INFORMATION PROVIDED —
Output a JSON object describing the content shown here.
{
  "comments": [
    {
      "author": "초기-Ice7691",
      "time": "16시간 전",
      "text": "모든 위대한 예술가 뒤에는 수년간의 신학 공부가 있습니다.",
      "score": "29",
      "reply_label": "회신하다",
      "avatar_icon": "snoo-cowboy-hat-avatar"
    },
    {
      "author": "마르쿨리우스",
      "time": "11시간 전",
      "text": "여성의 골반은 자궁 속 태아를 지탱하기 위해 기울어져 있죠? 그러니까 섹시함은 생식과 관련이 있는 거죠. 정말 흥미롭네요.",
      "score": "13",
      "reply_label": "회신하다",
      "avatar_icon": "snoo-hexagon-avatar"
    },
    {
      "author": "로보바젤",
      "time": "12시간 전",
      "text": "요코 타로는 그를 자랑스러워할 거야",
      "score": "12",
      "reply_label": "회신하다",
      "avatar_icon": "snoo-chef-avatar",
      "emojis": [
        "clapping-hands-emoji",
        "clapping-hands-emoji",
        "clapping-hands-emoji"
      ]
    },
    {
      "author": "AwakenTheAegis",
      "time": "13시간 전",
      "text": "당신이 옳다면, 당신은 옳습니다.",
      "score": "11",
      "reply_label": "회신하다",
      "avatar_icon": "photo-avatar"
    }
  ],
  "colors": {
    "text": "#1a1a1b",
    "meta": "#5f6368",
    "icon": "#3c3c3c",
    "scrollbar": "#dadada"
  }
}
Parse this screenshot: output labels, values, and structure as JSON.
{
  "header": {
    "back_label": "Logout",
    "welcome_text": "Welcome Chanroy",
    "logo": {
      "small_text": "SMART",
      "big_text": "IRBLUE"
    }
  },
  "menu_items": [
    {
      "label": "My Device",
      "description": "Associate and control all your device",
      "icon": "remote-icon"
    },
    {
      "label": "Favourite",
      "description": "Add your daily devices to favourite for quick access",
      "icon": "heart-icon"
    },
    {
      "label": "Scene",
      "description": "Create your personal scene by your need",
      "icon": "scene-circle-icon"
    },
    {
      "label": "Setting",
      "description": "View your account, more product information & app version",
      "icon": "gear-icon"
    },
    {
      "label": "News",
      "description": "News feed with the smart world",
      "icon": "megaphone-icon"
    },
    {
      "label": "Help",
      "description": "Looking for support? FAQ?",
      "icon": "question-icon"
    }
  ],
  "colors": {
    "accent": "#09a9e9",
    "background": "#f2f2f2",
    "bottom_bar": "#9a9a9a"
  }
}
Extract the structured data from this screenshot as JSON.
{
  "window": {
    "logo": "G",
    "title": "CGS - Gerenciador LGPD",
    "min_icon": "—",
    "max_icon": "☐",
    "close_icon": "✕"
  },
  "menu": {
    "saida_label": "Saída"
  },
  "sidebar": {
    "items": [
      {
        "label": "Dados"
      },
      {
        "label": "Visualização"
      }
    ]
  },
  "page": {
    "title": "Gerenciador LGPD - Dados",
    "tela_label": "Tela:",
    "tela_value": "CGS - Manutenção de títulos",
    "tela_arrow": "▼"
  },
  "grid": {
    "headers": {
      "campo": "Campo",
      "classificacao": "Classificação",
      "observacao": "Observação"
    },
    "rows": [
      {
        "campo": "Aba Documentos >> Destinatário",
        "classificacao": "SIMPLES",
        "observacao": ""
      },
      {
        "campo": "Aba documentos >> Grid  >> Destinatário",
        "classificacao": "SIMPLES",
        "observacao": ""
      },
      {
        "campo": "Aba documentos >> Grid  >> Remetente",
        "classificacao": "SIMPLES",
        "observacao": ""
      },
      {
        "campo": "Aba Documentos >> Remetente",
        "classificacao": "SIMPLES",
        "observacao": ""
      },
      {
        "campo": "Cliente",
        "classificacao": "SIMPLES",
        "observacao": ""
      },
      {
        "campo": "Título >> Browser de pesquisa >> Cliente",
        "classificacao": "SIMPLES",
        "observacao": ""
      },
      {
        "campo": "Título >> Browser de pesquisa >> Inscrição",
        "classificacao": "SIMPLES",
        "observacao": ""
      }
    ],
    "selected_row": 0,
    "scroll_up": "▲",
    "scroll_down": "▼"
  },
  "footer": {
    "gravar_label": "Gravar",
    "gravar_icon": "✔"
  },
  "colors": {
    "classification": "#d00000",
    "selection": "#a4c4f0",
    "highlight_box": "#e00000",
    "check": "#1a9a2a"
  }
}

WRITTEN PROBLEM — Using the listing above, gather each line that holds the string "Browser" and copy it.

THE OUTPUT —
        "campo": "Título >> Browser de pesquisa >> Cliente",
        "campo": "Título >> Browser de pesquisa >> Inscrição",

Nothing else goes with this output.